* What is asked *
Find how many lines contain "content" and state only that number.

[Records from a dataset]
========
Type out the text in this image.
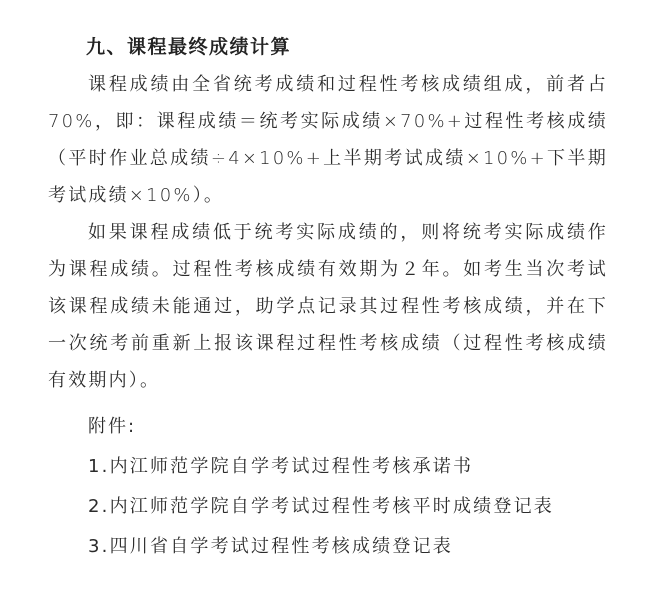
九、课程最终成绩计算

课程成绩由全省统考成绩和过程性考核成绩组成，前者占70%，即：课程成绩＝统考实际成绩×70%+过程性考核成绩（平时作业总成绩÷4×10%+上半期考试成绩×10%+下半期考试成绩×10%）。

如果课程成绩低于统考实际成绩的，则将统考实际成绩作为课程成绩。过程性考核成绩有效期为２年。如考生当次考试该课程成绩未能通过，助学点记录其过程性考核成绩，并在下一次统考前重新上报该课程过程性考核成绩（过程性考核成绩有效期内）。

附件:

1.内江师范学院自学考试过程性考核承诺书
2.内江师范学院自学考试过程性考核平时成绩登记表
3.四川省自学考试过程性考核成绩登记表
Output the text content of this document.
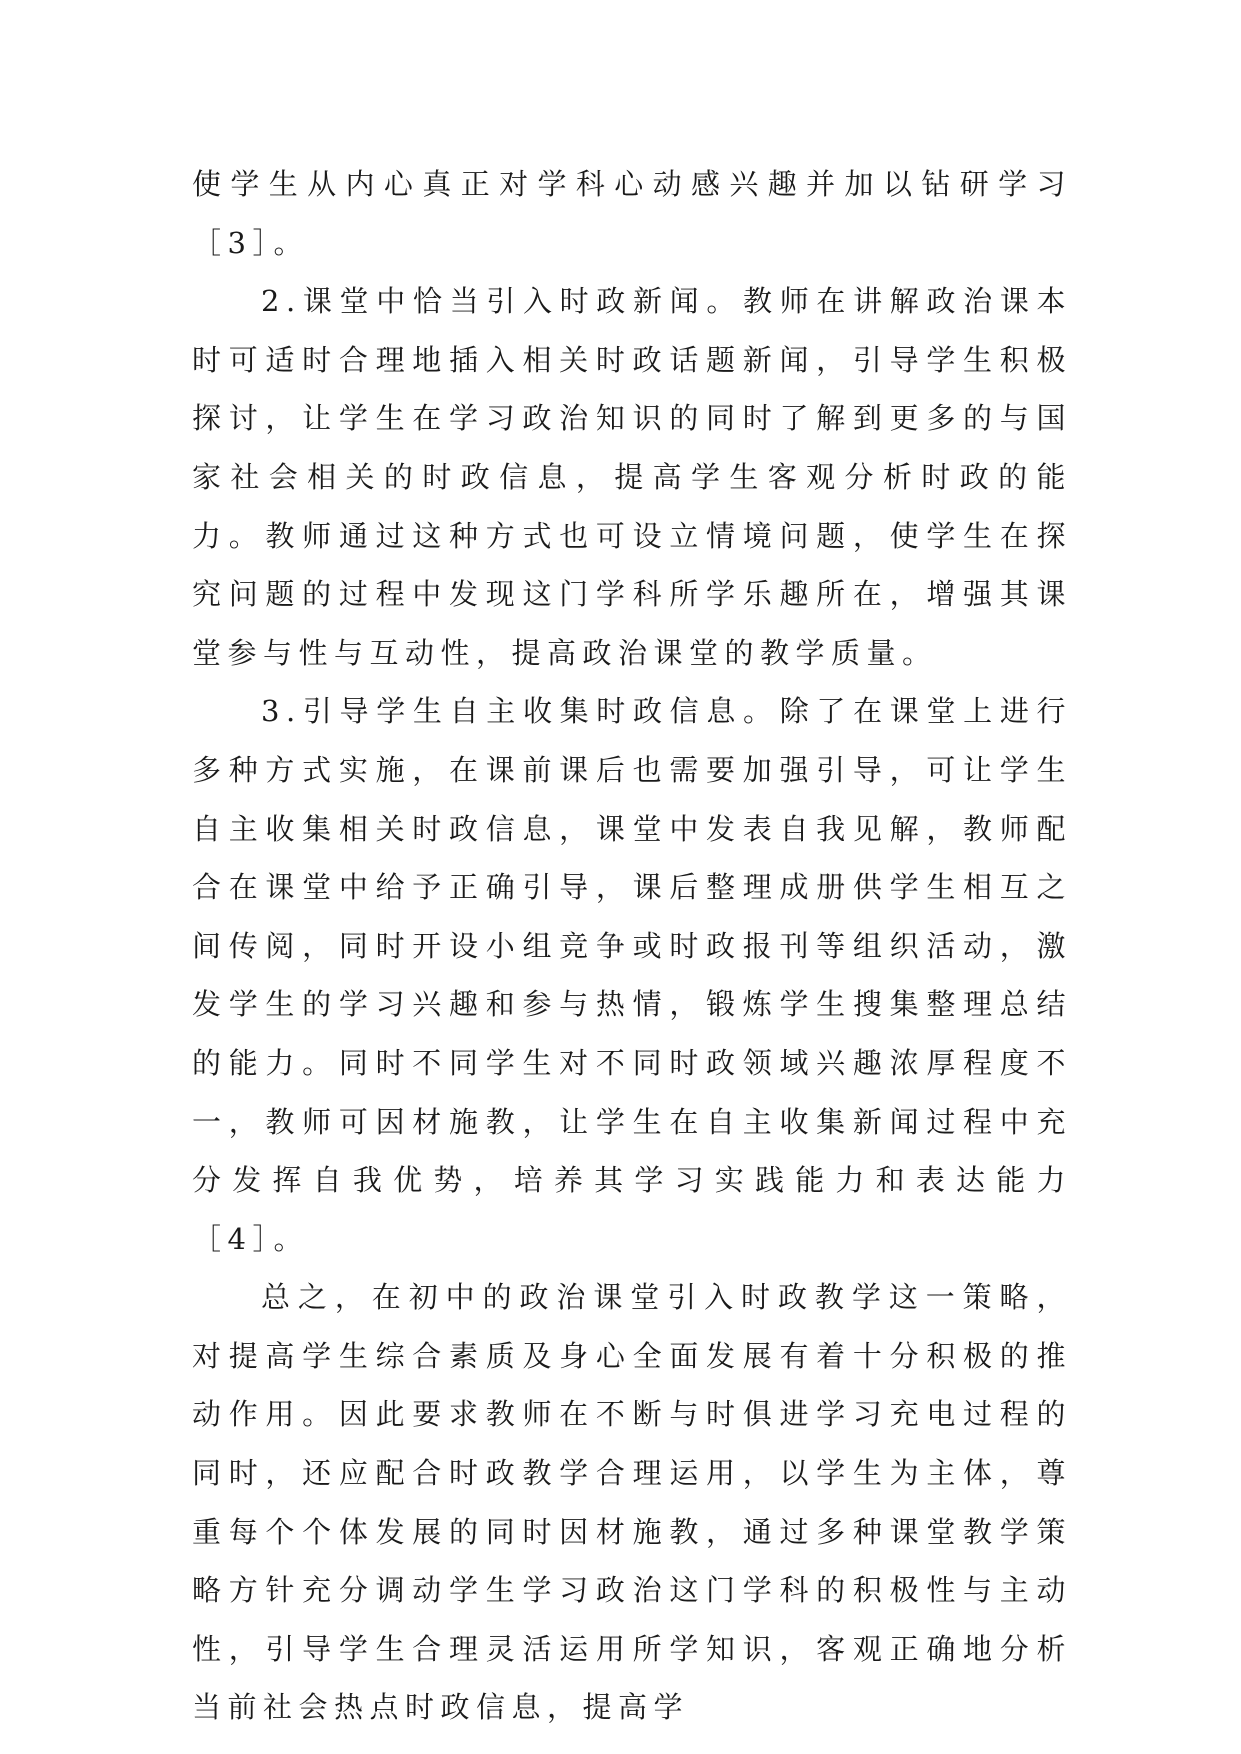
使学生从内心真正对学科心动感兴趣并加以钻研学习［3］。

2.课堂中恰当引入时政新闻。教师在讲解政治课本时可适时合理地插入相关时政话题新闻，引导学生积极探讨，让学生在学习政治知识的同时了解到更多的与国家社会相关的时政信息，提高学生客观分析时政的能力。教师通过这种方式也可设立情境问题，使学生在探究问题的过程中发现这门学科所学乐趣所在，增强其课堂参与性与互动性，提高政治课堂的教学质量。

3.引导学生自主收集时政信息。除了在课堂上进行多种方式实施，在课前课后也需要加强引导，可让学生自主收集相关时政信息，课堂中发表自我见解，教师配合在课堂中给予正确引导，课后整理成册供学生相互之间传阅，同时开设小组竞争或时政报刊等组织活动，激发学生的学习兴趣和参与热情，锻炼学生搜集整理总结的能力。同时不同学生对不同时政领域兴趣浓厚程度不一，教师可因材施教，让学生在自主收集新闻过程中充分发挥自我优势，培养其学习实践能力和表达能力［4］。

总之，在初中的政治课堂引入时政教学这一策略，对提高学生综合素质及身心全面发展有着十分积极的推动作用。因此要求教师在不断与时俱进学习充电过程的同时，还应配合时政教学合理运用，以学生为主体，尊重每个个体发展的同时因材施教，通过多种课堂教学策略方针充分调动学生学习政治这门学科的积极性与主动性，引导学生合理灵活运用所学知识，客观正确地分析当前社会热点时政信息，提高学
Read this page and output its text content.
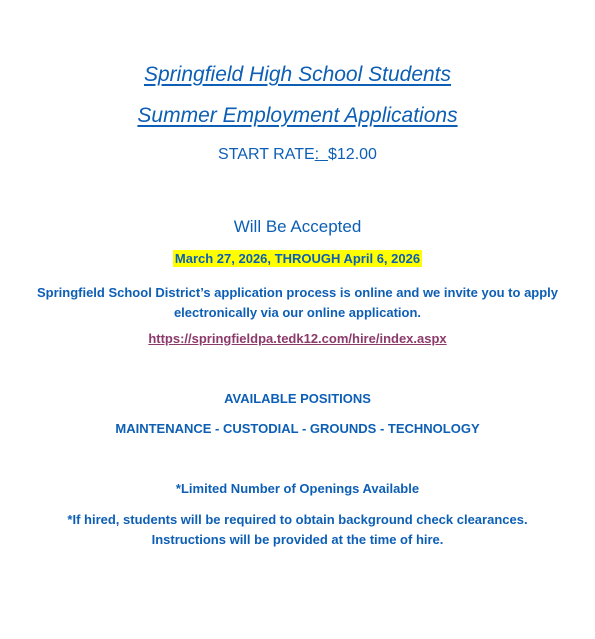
Springfield High School Students
Summer Employment Applications
START RATE: $12.00
Will Be Accepted
March 27, 2026, THROUGH April 6, 2026
Springfield School District’s application process is online and we invite you to apply
electronically via our online application.
https://springfieldpa.tedk12.com/hire/index.aspx
AVAILABLE POSITIONS
MAINTENANCE - CUSTODIAL - GROUNDS - TECHNOLOGY
*Limited Number of Openings Available
*If hired, students will be required to obtain background check clearances.
Instructions will be provided at the time of hire.
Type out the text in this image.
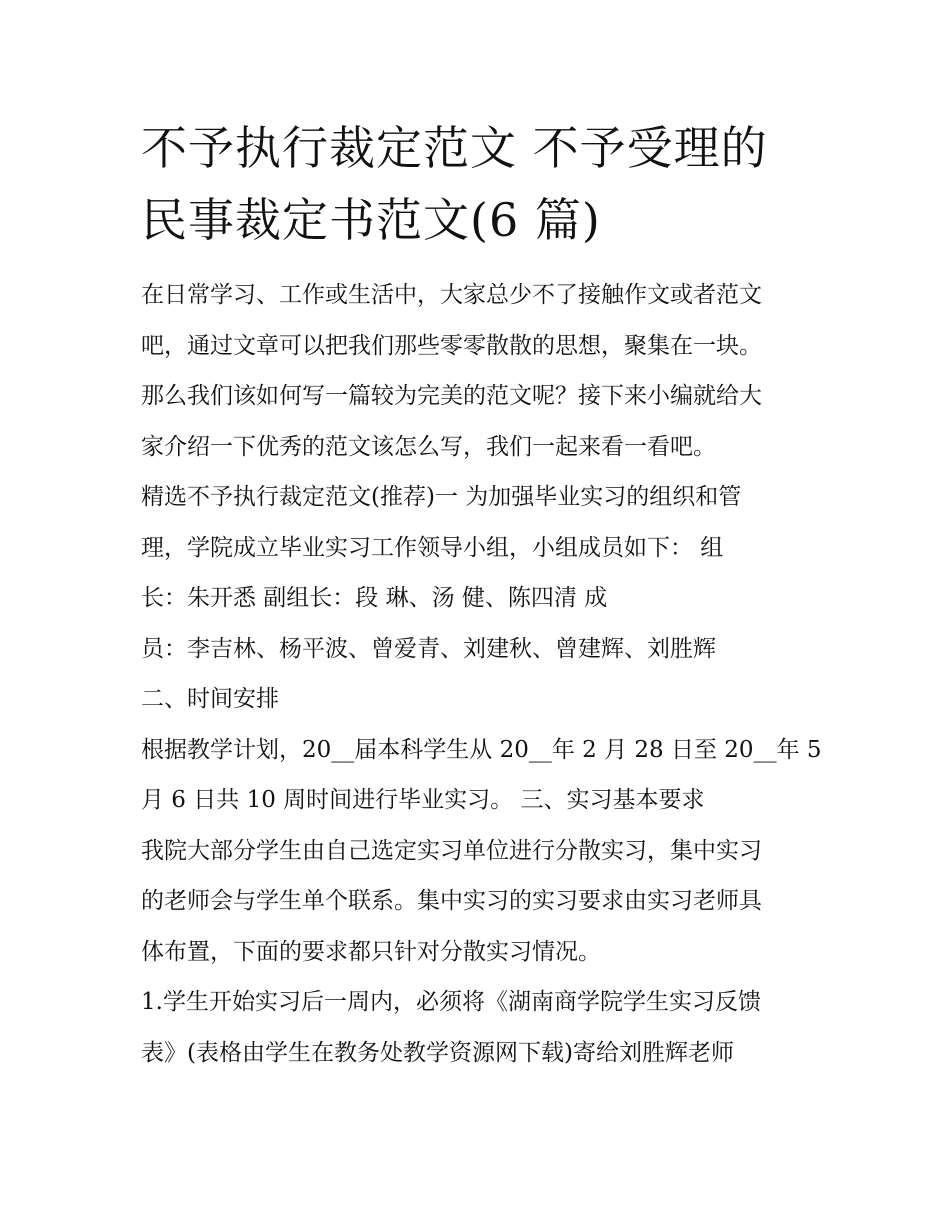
不予执行裁定范文 不予受理的
民事裁定书范文(6 篇)

在日常学习、工作或生活中，大家总少不了接触作文或者范文
吧，通过文章可以把我们那些零零散散的思想，聚集在一块。
那么我们该如何写一篇较为完美的范文呢？接下来小编就给大
家介绍一下优秀的范文该怎么写，我们一起来看一看吧。

精选不予执行裁定范文(推荐)一 为加强毕业实习的组织和管
理，学院成立毕业实习工作领导小组，小组成员如下： 组
长：朱开悉 副组长：段 琳、汤 健、陈四清 成
员：李吉林、杨平波、曾爱青、刘建秋、曾建辉、刘胜辉

二、时间安排

根据教学计划，20__届本科学生从 20__年 2 月 28 日至 20__年 5
月 6 日共 10 周时间进行毕业实习。 三、实习基本要求

我院大部分学生由自己选定实习单位进行分散实习，集中实习
的老师会与学生单个联系。集中实习的实习要求由实习老师具
体布置，下面的要求都只针对分散实习情况。

1.学生开始实习后一周内，必须将《湖南商学院学生实习反馈
表》(表格由学生在教务处教学资源网下载)寄给刘胜辉老师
========
* Expected answer *
2